▶ WRITTEN EXERCISE: Reproduce each line from the records that holds "Melanopsis".

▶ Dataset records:

<<<<

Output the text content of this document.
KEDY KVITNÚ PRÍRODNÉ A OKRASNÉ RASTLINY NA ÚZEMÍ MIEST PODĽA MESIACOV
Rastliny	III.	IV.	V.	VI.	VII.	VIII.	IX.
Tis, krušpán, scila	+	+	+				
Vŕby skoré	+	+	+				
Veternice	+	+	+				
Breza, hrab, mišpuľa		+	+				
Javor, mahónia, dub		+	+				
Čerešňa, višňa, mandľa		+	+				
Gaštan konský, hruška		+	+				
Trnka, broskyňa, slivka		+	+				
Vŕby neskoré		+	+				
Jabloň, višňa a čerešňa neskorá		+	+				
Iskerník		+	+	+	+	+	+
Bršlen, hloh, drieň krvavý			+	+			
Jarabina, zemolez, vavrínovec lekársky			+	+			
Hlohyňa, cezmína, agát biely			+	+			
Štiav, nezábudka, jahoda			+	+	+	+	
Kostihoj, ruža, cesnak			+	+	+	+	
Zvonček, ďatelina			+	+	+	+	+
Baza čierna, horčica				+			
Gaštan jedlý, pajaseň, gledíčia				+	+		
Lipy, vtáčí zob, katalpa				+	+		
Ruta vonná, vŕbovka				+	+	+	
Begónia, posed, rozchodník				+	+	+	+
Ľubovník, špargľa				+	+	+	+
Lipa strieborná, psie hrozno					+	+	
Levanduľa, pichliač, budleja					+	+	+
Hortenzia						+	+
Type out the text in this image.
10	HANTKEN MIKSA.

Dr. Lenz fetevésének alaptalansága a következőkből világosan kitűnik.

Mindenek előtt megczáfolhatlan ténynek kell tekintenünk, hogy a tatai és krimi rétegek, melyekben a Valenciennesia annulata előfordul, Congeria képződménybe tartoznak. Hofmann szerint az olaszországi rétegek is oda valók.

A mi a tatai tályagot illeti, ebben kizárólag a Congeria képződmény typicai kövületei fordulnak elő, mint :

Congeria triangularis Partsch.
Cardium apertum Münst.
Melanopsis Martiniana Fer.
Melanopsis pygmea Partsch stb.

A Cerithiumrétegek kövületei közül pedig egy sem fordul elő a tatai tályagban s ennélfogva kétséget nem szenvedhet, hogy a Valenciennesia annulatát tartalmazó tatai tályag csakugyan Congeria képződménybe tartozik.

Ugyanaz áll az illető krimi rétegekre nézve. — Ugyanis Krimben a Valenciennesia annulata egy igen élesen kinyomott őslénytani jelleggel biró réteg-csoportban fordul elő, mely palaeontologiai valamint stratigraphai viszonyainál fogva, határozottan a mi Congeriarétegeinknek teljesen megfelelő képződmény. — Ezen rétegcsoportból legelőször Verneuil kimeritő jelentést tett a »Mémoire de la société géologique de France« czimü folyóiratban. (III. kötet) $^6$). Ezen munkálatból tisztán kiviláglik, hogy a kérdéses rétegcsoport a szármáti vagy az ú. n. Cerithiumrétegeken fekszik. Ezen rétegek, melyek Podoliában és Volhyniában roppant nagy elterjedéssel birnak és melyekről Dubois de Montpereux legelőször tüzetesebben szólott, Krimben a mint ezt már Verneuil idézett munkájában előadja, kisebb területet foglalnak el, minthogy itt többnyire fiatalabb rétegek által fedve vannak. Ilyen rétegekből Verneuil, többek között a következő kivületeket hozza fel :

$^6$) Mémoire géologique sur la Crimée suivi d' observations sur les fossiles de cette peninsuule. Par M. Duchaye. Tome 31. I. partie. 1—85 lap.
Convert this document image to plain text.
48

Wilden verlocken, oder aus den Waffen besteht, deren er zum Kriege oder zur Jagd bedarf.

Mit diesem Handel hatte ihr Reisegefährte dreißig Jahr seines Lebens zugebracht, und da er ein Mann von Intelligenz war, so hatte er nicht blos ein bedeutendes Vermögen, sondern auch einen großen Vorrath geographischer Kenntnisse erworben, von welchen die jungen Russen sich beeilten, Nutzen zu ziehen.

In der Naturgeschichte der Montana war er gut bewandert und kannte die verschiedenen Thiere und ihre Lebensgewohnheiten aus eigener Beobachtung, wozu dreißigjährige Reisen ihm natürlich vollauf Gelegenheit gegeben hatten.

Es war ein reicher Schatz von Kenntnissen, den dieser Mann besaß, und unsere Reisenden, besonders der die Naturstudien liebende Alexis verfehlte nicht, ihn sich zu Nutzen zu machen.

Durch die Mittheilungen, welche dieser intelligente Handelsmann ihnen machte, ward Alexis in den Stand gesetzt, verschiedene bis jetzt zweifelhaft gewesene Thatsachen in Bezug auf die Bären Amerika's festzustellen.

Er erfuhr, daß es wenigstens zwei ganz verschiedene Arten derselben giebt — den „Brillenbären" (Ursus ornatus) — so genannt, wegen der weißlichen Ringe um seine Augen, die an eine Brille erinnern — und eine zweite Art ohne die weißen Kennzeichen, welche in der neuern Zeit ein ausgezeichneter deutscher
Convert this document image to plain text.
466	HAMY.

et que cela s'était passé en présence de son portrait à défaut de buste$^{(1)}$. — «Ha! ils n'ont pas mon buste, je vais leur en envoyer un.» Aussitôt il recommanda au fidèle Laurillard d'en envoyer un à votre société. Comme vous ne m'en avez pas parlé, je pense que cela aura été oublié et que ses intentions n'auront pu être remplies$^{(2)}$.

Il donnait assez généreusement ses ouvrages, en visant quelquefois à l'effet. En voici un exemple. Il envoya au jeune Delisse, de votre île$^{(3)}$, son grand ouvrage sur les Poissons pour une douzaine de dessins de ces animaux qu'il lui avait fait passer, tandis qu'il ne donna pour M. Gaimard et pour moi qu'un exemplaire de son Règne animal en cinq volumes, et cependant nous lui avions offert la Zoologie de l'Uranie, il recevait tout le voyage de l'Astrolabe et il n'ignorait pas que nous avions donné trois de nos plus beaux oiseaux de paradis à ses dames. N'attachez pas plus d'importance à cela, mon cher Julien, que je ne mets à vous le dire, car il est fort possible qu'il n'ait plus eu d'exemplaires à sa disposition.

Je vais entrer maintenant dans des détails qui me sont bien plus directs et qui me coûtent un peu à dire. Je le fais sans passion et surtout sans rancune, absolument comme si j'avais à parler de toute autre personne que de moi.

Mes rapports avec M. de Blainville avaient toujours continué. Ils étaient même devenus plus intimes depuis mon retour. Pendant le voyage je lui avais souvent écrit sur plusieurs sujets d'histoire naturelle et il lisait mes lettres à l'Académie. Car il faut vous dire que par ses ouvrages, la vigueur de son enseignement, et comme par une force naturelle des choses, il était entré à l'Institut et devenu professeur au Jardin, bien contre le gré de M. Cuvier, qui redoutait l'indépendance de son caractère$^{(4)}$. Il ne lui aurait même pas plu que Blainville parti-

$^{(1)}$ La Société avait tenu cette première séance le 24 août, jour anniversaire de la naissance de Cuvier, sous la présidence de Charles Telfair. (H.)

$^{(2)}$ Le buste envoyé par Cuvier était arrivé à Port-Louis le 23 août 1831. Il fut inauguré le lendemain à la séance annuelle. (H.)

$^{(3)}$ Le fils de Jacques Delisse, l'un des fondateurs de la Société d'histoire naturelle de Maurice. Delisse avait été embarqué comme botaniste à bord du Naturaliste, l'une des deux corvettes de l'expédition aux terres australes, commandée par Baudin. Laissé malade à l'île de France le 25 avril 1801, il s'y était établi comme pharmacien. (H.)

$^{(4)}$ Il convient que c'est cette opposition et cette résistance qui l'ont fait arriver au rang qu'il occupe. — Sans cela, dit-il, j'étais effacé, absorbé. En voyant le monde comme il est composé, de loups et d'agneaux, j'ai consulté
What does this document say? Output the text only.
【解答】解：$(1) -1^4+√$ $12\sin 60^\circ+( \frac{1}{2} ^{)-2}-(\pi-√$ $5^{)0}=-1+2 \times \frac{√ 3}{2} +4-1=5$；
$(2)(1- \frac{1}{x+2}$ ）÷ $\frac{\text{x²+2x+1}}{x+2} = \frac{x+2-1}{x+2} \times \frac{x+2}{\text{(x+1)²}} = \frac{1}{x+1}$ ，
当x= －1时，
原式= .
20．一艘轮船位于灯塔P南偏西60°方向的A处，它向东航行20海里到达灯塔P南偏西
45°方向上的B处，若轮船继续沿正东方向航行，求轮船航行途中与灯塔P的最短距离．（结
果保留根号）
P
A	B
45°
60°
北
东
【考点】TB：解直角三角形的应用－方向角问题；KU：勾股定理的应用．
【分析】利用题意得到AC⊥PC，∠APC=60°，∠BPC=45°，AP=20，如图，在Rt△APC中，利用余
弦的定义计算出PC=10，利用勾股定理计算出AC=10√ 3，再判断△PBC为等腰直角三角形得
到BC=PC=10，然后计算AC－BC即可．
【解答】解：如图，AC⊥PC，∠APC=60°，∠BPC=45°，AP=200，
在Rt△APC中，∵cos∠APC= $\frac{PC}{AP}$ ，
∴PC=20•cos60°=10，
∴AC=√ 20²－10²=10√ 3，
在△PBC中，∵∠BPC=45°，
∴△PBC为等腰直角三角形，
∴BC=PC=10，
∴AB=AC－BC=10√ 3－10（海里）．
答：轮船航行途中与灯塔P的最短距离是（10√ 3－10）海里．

>>>>

▶ TASK ANSWER:
Melanopsis Martiniana Fer.
Melanopsis pygmea Partsch stb.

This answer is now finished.